> _Text provided_
This then suggests that there is something special about null space
that is observed no where else. That is specifically true, but not
generally. What is implied by null is zero, and in a perfect world we
can say they are equivalent. Even a dipole inhabiting that null space
would bear it out, whereas an antenna with greater directivity along
that axis would not.

But I'm claiming you can't get directivity such that you can favor one
radiator over the other, by any antenna lying entirely in the null
space. In other words, any antenna you build in that null space will
detect zero field. The special thing about null space is simply that
it's a limit, and it makes a good vehicle for illustration because we
can more easily distinguish between nothing and something than between
two different levels.

However, if we open up the meaning of null to mean a point, or region,
within which we find a minimum due to the combination of all wave
contributions, then I would say a directive antenna is back in the
game, and that it exhibits Owens proposition (if I understand it - but
I still need to see Owen's elaboration).

I'll extend my hypothesis to include all such regions. Create a null
space or region of any size or shape by superposing any number of waves.
I claim that any antenna, regardless of size or design, lying entirely
in that space or region will detect zero signal. In fact, no detector of
any type which you can devise, lying entirely within that null space or
region, will be able to detect anything or otherwise tell the difference
between the superposition and a simple region of zero field. It will
take only a single contrary example to prove me wrong.

Roy Lewallen, W7EL

On Fri, 20 Apr 2007 12:46:50 -0700, Roy Lewallen
wrote:

But I'm claiming you can't get directivity such that you can favor one
radiator over the other, by any antenna lying entirely in the null
space. In other words, any antenna you build in that null space will
detect zero field.

> _Some records_
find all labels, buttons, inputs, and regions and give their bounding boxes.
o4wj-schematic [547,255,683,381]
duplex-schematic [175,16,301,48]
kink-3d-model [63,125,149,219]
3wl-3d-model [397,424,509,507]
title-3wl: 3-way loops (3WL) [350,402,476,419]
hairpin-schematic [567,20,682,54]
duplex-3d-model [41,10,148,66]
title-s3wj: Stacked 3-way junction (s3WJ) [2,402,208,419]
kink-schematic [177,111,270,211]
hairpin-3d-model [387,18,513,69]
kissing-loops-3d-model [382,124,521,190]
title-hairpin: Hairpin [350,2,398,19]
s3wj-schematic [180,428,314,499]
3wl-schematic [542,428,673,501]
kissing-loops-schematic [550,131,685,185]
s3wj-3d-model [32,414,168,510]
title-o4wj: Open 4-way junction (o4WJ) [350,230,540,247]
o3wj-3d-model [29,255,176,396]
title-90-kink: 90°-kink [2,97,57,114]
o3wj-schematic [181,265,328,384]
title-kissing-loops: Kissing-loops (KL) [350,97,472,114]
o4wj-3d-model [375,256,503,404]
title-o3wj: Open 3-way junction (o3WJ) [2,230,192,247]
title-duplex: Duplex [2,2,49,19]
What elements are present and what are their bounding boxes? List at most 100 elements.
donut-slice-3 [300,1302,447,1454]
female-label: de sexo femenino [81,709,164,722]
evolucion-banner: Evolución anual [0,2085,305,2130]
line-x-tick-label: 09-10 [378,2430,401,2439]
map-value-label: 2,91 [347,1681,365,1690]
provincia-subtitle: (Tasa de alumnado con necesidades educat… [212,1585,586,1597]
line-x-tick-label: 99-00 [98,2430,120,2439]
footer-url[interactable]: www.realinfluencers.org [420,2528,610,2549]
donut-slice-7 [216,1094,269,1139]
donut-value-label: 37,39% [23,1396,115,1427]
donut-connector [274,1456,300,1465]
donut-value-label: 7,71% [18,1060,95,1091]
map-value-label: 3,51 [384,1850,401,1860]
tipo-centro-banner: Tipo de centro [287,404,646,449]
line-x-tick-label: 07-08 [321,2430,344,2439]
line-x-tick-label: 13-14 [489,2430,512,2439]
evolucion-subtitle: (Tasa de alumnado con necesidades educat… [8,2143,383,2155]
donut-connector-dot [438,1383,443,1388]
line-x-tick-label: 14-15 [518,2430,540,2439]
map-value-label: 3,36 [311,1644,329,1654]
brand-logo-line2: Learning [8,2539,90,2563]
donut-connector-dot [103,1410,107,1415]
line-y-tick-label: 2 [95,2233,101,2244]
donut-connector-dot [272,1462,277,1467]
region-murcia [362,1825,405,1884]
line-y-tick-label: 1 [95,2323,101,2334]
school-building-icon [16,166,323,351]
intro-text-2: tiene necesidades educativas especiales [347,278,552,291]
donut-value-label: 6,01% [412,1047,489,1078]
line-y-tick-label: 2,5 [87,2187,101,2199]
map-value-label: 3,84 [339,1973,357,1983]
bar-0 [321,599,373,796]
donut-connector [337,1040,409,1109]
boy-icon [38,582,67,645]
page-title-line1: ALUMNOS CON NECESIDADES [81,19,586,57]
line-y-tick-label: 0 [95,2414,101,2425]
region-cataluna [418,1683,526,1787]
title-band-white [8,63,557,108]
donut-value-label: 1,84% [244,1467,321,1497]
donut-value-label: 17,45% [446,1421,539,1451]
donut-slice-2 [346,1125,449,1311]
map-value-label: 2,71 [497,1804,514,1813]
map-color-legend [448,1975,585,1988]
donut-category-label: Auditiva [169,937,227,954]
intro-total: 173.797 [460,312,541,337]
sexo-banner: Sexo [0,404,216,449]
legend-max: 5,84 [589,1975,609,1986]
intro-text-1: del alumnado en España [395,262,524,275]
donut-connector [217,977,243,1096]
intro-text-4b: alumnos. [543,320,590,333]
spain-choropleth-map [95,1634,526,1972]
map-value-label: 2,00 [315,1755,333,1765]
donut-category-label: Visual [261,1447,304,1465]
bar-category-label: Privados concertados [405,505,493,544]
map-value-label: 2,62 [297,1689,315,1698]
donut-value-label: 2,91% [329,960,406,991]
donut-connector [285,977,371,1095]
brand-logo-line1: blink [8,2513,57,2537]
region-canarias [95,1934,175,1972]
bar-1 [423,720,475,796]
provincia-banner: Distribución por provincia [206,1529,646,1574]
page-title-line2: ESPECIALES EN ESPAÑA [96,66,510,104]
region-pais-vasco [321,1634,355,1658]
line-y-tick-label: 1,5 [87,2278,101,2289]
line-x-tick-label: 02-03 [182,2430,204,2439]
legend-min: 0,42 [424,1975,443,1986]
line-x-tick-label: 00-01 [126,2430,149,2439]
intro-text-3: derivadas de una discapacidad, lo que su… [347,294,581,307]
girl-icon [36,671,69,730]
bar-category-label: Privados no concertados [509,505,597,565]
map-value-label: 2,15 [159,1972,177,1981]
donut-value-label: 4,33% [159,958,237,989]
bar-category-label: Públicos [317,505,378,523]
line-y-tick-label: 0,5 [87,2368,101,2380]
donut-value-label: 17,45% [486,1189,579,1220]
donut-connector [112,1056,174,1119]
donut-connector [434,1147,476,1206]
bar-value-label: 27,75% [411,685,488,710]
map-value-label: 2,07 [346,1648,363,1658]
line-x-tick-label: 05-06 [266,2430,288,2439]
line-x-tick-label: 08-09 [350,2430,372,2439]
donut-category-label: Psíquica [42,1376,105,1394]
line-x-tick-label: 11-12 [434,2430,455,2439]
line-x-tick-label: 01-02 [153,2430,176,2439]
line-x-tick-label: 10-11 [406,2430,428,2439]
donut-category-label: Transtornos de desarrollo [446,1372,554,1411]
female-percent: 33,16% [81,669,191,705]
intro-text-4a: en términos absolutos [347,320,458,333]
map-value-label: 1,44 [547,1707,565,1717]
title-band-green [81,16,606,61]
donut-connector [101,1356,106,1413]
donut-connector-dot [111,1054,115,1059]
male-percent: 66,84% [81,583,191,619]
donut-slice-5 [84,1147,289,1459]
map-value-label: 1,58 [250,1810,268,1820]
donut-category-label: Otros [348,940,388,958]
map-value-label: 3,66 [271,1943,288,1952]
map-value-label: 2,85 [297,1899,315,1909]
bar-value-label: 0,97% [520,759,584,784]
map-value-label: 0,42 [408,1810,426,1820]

> _Tasks and exercises_
1) In the forum post on antenna null space, what does the author say it would take to prove the hypothesis wrong?
2) Continue the forum post on antenna null space from the point where it stops.

> _Results in order_
1) Only a single contrary example.

2)
Hi Roy,

No dispute there either.

The special thing about null space is simply that
it's a limit, and it makes a good vehicle for illustration because we
can more easily distinguish between nothing and something than between
two different levels.

That is distinctive as being binary, certainly; but I am sure there is
something between two different levels that are distinguishable to the
same degree. The difference between 0 and 1 is no greater than
between 1 and 2.

However, if we open up the meaning of null to mean a point, or region,
within which we find a minimum due to the combination of all wave
contributions, then I would say a directive antenna is back in the
game, and that it exhibits Owens proposition (if I understand it - but
I still need to see Owen's elaboration).

I'll extend my hypothesis to include all such regions. Create a null
space or region of any size or shape by superposing any number of waves.

But this says nothing of the quality of "null" as I extended it above
which could be supported by a directional antenna. As I am still
unsure of the nature of Owen's proposition, I will leave the quality
of "null" for Owen to discuss or discard.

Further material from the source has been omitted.